→ **Given data**

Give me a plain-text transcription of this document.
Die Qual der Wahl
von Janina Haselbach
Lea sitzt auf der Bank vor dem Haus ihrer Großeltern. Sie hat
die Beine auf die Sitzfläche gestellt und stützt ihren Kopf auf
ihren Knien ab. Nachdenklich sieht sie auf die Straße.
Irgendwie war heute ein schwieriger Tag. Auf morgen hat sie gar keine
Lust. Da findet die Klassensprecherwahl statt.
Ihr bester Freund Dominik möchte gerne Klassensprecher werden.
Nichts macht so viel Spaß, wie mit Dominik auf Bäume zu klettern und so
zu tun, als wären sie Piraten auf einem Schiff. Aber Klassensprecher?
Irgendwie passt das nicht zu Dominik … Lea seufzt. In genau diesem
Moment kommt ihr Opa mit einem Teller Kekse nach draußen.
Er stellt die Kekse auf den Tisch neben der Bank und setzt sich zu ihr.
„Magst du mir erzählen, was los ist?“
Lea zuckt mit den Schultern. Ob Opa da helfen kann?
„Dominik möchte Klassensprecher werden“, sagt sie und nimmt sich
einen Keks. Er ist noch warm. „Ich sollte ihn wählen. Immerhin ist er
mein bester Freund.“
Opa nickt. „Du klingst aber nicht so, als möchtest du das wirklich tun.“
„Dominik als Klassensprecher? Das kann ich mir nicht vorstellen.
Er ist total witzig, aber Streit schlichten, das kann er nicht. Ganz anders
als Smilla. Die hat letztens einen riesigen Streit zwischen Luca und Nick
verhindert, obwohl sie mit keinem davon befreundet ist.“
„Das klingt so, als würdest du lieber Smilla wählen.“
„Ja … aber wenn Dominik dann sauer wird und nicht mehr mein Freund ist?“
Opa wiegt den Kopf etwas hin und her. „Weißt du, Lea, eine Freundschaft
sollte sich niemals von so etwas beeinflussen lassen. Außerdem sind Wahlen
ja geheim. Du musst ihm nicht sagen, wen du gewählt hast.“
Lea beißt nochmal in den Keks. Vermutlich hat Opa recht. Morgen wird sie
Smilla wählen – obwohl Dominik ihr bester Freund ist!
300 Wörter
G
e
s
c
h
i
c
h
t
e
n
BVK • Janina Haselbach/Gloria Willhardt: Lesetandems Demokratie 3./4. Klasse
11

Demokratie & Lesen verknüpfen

→ **Task instructions**
Return all lines containing the word "wird".

→ **Response to the exercise**
„Ja … aber wenn Dominik dann sauer wird und nicht mehr mein Freund ist?“
Lea beißt nochmal in den Keks. Vermutlich hat Opa recht. Morgen wird sie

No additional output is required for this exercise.